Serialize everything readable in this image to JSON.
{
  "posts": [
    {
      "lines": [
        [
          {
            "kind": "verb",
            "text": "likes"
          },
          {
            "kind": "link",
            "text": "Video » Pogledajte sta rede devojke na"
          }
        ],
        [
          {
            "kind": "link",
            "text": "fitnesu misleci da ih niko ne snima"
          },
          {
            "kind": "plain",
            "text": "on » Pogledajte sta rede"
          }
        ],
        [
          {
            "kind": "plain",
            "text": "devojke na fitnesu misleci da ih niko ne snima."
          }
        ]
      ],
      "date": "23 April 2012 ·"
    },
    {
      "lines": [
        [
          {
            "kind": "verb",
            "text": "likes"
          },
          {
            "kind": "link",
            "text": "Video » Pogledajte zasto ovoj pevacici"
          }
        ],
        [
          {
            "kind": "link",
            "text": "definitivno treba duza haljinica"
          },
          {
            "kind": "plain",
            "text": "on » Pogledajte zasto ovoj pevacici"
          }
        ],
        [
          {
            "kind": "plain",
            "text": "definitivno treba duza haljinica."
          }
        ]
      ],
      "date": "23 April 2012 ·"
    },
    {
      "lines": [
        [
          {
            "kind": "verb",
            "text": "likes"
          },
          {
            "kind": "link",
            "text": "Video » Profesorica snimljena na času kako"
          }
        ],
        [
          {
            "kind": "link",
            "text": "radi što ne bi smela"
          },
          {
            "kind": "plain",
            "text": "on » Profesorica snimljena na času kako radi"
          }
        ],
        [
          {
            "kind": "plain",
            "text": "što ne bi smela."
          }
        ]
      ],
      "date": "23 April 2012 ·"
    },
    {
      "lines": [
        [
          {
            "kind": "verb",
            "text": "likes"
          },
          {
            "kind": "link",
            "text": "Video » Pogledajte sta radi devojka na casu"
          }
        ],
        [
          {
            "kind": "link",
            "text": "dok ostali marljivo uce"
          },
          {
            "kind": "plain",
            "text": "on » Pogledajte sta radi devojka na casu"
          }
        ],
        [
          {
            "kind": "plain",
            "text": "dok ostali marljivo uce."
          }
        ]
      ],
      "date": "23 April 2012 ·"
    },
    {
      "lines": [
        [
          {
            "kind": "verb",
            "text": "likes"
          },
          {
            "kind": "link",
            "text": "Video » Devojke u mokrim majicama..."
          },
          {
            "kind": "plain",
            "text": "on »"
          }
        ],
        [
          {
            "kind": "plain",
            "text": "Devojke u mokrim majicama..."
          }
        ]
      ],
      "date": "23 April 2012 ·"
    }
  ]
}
--------------------
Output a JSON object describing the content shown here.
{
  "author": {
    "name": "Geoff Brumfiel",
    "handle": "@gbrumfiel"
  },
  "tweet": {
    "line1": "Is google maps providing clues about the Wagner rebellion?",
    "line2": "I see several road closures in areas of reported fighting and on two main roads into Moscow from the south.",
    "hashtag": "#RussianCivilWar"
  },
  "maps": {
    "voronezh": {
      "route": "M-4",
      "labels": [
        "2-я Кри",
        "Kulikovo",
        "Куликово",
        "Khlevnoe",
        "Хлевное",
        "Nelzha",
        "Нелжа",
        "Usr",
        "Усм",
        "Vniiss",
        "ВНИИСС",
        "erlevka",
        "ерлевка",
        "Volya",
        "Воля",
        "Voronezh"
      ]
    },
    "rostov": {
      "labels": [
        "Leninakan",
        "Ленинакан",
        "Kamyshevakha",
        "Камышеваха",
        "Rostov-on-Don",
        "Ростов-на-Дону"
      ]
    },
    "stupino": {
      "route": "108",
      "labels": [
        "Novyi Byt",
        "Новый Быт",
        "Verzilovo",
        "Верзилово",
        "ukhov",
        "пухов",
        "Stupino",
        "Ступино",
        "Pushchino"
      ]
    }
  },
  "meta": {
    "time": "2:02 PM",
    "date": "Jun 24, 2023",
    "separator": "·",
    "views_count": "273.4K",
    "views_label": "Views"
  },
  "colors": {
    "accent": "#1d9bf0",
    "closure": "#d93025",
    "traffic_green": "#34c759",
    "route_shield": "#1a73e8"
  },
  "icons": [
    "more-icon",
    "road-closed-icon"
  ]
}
--------------------
GOAL OF THE EXERCISE → Search the data above for the word "mokrim", then gather each line in which it appears.

RESULT OF THE EXERCISE →
            "text": "Video » Devojke u mokrim majicama..."
            "text": "Devojke u mokrim majicama..."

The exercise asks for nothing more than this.